Examine each line of the data. Copy those that contain the string "production".

● ● ● ●

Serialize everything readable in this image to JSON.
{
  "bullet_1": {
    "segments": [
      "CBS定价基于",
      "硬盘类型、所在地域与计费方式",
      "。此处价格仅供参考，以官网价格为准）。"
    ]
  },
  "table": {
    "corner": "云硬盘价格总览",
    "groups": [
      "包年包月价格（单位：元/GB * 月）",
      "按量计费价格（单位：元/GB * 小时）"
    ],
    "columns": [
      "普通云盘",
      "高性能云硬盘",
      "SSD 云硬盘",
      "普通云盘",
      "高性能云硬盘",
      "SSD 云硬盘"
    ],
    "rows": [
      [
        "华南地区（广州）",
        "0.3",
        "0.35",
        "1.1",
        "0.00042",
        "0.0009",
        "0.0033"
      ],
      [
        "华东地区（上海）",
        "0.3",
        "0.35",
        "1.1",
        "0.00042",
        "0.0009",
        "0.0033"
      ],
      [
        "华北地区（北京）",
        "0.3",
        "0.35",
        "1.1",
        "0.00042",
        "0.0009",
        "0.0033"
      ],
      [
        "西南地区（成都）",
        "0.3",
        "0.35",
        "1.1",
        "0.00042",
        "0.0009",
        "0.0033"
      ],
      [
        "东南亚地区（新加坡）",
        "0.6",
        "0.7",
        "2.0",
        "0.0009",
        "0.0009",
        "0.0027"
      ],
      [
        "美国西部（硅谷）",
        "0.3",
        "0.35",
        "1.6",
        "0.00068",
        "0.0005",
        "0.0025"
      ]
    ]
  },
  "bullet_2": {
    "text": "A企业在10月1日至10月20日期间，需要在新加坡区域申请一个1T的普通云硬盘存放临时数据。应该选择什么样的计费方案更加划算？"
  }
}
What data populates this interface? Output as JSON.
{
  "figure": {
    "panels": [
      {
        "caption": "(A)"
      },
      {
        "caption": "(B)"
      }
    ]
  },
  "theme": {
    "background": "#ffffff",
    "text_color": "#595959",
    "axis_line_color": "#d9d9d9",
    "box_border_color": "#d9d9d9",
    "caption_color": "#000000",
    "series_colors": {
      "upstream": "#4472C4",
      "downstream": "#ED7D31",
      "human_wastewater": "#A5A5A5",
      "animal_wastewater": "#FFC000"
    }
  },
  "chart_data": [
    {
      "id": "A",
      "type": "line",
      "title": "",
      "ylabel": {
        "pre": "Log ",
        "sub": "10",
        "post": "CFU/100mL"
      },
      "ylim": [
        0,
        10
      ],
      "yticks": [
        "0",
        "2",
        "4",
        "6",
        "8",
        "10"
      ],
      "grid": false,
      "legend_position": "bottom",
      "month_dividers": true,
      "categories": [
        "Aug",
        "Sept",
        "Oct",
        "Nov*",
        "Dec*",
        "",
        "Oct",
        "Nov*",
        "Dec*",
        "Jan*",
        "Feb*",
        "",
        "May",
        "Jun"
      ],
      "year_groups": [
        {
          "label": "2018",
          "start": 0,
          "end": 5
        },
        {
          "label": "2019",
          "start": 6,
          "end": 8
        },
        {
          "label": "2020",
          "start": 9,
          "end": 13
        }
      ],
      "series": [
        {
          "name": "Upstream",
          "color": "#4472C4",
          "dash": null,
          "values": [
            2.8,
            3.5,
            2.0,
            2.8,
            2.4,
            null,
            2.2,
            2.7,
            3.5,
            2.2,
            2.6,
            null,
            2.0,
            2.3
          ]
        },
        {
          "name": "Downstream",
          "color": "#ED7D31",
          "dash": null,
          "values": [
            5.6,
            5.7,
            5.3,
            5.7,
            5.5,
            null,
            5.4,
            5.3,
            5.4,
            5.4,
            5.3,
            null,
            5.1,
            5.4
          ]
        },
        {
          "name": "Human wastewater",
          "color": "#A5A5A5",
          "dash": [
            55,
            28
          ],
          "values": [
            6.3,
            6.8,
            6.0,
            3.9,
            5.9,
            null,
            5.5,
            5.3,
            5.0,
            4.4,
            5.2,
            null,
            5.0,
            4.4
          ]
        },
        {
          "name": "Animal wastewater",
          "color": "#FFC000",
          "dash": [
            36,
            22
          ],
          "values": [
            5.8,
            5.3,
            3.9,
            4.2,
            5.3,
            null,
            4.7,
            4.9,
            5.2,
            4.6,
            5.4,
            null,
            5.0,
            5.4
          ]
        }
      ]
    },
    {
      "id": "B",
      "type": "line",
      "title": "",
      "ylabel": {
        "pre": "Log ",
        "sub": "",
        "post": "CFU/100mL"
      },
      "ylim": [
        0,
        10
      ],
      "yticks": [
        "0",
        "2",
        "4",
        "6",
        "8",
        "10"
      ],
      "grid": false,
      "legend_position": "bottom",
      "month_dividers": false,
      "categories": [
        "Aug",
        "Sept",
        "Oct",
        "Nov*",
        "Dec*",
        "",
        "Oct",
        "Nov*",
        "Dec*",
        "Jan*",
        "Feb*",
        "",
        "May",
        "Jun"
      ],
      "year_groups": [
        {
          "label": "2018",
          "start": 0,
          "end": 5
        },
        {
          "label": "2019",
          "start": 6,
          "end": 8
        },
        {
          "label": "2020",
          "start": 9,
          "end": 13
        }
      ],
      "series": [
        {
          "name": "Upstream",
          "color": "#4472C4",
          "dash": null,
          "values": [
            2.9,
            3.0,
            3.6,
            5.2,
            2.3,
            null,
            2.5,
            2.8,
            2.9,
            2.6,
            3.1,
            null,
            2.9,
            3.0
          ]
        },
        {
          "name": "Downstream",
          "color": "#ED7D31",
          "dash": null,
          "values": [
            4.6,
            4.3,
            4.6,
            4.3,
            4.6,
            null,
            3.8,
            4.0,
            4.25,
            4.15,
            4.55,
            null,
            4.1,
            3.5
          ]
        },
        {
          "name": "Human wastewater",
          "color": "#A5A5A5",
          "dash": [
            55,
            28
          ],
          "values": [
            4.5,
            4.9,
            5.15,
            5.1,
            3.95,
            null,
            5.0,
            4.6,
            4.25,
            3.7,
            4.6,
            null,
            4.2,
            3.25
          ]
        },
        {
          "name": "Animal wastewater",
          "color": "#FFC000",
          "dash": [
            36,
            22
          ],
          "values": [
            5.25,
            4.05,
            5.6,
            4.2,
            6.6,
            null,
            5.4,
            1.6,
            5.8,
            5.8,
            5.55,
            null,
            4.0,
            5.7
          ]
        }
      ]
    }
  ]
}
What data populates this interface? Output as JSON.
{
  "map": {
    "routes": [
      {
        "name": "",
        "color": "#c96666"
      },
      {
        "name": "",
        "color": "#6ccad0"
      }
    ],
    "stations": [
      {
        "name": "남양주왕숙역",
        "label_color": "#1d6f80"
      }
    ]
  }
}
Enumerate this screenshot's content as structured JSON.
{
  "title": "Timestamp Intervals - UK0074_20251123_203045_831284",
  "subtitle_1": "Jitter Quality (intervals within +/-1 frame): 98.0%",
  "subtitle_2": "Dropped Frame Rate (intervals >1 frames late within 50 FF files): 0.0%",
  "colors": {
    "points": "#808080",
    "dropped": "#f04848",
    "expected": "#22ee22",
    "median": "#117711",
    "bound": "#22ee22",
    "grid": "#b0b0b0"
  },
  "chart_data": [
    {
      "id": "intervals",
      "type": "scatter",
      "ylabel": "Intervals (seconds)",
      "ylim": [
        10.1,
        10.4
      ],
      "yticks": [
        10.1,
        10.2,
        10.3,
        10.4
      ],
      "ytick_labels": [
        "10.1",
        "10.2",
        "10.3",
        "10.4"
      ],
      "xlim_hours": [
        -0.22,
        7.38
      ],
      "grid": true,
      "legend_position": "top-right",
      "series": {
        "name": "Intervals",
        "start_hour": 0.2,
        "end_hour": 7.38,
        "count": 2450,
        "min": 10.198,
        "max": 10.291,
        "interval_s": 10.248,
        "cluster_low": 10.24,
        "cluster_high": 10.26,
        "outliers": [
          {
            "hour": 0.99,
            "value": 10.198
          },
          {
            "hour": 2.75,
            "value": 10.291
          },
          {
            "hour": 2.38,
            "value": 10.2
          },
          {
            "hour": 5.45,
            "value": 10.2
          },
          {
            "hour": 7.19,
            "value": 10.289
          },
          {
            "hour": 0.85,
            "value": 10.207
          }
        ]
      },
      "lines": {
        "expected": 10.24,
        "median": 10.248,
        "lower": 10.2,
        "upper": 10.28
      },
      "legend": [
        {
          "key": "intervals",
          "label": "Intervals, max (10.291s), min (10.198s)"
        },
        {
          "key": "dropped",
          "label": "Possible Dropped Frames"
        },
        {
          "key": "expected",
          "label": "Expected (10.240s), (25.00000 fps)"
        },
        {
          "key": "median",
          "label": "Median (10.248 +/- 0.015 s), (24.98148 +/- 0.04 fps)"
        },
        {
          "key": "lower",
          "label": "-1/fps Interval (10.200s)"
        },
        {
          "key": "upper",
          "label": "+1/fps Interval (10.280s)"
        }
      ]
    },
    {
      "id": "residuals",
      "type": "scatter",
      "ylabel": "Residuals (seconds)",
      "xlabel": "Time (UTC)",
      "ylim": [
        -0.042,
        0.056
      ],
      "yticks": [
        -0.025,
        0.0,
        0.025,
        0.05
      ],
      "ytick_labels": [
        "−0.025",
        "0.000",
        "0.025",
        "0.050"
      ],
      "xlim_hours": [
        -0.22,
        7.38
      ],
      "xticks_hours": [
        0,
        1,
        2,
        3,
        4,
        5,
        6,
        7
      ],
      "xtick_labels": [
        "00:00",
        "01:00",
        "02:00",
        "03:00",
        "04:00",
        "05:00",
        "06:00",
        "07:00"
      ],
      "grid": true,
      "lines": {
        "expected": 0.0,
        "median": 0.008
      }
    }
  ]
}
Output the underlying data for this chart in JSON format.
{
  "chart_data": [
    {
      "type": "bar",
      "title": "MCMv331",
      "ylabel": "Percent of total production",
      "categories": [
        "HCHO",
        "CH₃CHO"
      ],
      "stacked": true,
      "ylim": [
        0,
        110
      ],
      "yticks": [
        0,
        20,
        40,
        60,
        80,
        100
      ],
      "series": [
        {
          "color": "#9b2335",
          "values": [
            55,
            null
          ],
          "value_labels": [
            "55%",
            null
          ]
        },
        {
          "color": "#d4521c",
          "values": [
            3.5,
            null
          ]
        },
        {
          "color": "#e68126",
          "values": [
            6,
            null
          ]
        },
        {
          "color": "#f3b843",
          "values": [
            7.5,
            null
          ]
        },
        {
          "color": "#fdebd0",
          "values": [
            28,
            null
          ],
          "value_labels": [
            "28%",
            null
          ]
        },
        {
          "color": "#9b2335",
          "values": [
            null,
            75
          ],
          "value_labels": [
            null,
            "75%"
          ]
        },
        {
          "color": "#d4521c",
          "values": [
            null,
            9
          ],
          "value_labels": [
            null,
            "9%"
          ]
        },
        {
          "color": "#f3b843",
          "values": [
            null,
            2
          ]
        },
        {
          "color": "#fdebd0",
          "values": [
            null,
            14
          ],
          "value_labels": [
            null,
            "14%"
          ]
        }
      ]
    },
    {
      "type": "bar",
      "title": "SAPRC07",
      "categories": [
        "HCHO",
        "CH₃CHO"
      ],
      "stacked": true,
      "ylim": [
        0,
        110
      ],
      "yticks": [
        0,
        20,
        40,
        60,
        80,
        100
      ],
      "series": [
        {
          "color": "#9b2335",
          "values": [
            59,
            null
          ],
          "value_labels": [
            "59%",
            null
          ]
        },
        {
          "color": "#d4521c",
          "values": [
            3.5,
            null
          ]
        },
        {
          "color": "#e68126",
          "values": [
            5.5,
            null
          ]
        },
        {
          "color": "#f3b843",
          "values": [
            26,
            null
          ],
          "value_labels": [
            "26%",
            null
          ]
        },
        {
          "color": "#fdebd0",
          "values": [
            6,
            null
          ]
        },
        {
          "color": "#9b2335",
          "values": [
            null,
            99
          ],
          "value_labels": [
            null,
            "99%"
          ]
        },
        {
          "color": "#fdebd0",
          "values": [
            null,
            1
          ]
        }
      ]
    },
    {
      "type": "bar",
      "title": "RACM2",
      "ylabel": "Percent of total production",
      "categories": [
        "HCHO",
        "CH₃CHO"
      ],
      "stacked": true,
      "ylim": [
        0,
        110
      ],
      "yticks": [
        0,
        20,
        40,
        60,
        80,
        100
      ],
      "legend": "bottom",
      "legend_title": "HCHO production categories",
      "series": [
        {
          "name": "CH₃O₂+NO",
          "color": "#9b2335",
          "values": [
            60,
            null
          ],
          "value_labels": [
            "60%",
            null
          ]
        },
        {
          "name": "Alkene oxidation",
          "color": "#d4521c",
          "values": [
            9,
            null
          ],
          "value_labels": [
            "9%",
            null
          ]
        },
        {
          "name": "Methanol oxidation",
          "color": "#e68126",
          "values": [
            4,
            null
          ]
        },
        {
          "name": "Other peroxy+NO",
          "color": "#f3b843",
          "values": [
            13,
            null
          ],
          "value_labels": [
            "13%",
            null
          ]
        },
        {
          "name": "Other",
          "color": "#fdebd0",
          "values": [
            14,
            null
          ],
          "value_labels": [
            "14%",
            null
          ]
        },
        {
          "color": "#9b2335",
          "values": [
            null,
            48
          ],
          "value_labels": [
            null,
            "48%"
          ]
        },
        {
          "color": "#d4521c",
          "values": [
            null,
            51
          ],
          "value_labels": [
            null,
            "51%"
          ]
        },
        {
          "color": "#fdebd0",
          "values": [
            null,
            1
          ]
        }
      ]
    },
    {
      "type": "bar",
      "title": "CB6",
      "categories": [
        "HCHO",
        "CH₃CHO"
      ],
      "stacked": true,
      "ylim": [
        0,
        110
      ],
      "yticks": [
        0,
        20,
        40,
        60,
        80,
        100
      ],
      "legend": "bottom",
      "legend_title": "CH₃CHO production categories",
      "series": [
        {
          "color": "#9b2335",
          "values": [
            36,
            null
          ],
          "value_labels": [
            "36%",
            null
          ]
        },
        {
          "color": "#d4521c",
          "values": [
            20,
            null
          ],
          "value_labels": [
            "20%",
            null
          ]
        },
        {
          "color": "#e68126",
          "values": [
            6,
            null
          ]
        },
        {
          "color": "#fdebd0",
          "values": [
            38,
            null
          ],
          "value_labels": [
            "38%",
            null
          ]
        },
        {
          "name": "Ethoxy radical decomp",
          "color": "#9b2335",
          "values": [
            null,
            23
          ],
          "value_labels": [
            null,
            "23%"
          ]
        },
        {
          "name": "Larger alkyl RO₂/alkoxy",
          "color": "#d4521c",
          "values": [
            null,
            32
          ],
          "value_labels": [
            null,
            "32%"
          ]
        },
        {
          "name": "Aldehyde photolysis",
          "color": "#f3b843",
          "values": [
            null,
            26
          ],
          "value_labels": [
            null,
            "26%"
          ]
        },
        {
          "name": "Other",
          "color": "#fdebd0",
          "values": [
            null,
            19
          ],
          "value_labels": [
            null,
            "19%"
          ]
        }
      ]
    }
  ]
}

● ● ● ●

> FINAL RESULT
      "ylabel": "Percent of total production",
      "ylabel": "Percent of total production",
      "legend_title": "HCHO production categories",
      "legend_title": "CH₃CHO production categories",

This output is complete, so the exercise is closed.